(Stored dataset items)
--*--
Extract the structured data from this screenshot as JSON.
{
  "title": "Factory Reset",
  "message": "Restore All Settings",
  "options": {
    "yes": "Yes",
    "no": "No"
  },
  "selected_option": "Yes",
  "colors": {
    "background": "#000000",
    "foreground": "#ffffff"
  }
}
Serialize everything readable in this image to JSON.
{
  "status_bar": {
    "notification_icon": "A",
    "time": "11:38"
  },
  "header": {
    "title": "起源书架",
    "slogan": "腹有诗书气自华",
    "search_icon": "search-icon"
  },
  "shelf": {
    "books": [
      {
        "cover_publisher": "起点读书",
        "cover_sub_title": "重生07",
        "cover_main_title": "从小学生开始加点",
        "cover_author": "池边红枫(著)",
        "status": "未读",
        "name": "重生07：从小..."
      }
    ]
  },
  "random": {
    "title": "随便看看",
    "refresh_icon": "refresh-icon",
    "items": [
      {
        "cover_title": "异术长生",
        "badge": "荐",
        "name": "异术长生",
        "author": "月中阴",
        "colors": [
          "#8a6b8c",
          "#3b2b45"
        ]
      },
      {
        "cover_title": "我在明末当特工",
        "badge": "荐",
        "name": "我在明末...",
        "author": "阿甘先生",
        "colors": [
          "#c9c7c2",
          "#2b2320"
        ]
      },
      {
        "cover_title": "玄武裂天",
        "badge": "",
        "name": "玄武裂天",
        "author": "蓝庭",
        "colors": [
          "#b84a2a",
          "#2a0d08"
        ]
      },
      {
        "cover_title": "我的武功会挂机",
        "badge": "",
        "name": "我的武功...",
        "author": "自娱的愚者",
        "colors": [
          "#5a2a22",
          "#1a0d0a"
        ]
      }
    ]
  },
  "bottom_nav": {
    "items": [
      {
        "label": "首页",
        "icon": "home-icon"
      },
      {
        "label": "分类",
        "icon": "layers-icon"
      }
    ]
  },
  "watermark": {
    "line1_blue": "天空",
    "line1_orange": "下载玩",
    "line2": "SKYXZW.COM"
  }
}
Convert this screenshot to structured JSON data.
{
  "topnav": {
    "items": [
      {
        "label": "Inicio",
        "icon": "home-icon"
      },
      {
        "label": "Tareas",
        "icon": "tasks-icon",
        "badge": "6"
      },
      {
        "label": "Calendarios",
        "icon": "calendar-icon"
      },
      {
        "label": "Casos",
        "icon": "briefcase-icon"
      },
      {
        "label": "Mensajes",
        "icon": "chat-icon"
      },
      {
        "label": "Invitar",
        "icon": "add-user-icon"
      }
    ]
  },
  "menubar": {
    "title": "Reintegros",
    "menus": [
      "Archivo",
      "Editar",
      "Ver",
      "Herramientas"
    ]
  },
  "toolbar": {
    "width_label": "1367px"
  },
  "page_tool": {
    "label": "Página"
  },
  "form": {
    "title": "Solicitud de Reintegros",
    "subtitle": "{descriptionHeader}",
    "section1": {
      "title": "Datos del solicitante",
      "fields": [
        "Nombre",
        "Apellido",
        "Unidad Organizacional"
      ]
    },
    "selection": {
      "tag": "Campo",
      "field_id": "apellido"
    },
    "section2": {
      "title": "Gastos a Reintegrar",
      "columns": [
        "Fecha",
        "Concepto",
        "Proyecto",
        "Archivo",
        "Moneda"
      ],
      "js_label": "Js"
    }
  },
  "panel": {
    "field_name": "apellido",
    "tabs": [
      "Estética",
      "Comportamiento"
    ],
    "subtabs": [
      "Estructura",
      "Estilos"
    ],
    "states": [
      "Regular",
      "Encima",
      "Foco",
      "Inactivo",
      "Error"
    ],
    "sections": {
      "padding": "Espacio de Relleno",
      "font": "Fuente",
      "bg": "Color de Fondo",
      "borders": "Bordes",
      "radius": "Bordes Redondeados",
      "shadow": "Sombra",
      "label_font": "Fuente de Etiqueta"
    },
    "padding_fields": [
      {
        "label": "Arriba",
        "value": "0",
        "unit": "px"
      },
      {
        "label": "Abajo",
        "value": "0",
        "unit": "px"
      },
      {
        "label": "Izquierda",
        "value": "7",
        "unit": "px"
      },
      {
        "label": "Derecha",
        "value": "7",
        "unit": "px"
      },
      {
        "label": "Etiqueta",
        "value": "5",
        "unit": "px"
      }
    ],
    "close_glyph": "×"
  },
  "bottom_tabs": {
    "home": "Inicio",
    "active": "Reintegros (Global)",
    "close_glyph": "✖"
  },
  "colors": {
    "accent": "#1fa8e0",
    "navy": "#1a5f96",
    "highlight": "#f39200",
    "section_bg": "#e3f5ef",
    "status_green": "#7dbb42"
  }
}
--*--
Look for the word "Reintegros" and return every line where it occurs.

◆ **RESULT**
    "title": "Reintegros",
    "title": "Solicitud de Reintegros",
    "active": "Reintegros (Global)",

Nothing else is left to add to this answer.